◆ **GIVEN PROBLEM**:
Using the data below, copy each line that includes the word "Output".

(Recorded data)

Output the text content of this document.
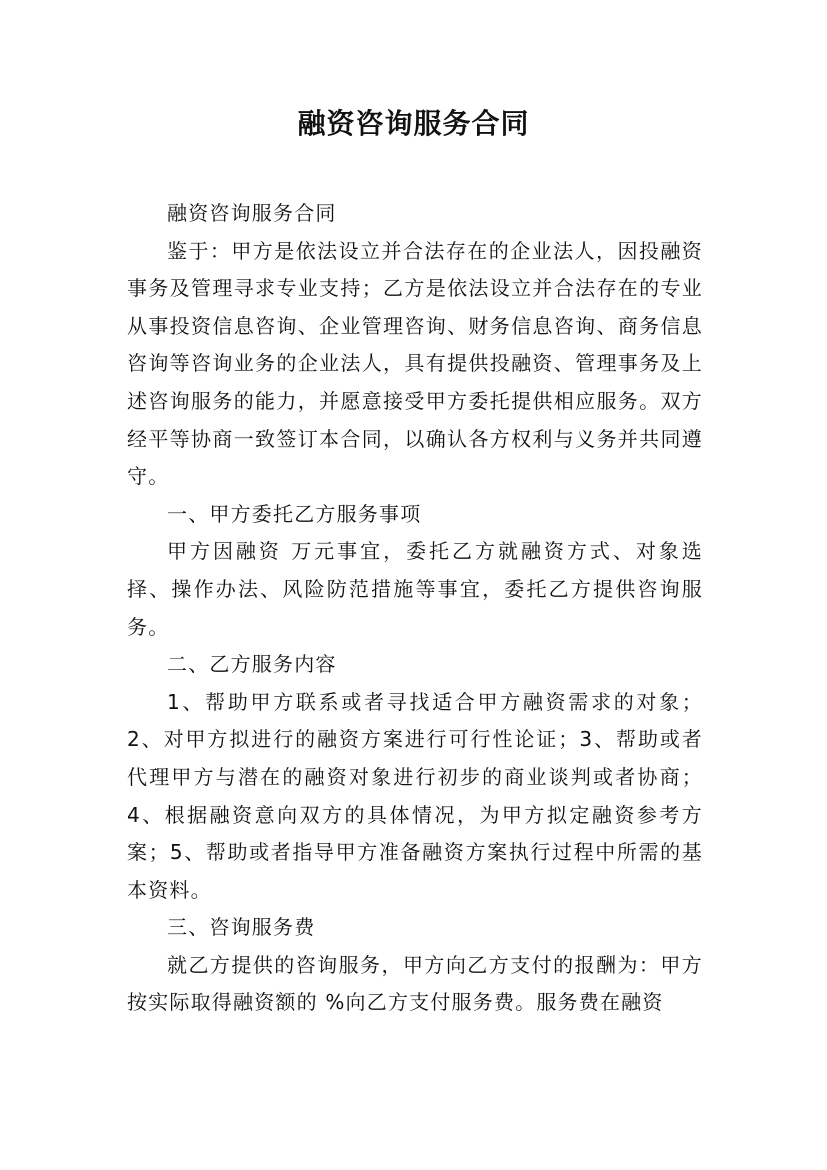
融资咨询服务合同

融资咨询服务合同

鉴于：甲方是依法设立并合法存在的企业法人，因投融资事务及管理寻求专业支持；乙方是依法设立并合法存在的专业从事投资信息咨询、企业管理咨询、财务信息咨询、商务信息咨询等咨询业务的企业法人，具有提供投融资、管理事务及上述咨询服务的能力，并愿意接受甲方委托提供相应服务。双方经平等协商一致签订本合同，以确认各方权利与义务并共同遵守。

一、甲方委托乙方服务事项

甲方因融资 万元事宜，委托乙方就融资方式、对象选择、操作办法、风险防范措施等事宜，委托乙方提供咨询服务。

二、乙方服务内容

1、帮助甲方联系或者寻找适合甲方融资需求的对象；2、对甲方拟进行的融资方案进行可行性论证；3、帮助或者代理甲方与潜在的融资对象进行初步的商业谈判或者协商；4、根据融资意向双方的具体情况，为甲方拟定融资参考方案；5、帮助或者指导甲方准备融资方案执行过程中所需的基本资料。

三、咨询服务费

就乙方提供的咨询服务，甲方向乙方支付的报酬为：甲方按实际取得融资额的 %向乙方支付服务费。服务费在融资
...
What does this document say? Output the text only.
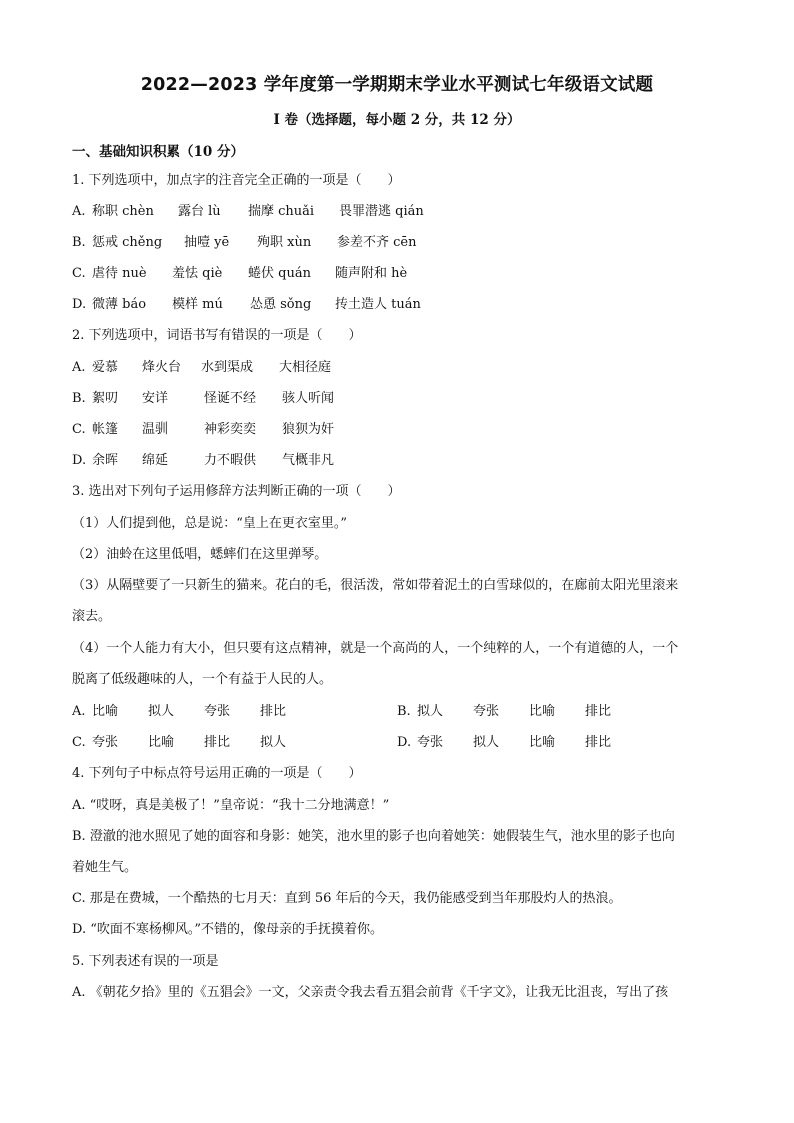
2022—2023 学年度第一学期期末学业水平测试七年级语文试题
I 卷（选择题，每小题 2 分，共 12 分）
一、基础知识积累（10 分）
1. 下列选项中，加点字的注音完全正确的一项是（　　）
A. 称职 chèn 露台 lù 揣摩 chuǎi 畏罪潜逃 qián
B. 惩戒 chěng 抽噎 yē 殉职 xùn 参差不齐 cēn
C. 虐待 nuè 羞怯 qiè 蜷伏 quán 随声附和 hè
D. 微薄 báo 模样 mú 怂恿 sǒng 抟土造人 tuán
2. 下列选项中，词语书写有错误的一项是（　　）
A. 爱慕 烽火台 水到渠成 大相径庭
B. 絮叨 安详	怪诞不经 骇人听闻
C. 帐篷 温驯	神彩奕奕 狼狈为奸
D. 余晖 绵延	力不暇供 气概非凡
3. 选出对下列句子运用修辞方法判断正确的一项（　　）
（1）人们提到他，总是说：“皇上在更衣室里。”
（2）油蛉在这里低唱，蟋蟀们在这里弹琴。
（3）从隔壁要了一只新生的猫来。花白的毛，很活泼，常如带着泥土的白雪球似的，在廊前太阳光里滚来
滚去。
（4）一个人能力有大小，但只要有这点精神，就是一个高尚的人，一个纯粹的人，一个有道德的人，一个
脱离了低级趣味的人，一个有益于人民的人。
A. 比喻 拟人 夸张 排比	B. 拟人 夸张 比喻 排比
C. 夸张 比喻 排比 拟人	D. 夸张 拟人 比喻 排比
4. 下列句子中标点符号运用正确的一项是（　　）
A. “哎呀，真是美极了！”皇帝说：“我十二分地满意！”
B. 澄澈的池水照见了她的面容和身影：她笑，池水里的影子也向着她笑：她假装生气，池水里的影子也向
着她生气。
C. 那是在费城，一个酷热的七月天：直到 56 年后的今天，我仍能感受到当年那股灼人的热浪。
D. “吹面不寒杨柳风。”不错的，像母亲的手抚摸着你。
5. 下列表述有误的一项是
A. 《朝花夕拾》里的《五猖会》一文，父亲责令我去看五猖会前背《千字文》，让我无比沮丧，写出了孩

◆ **COMPLETE ANSWER**:
Output the text content of this document.
What does this document say? Output the text only.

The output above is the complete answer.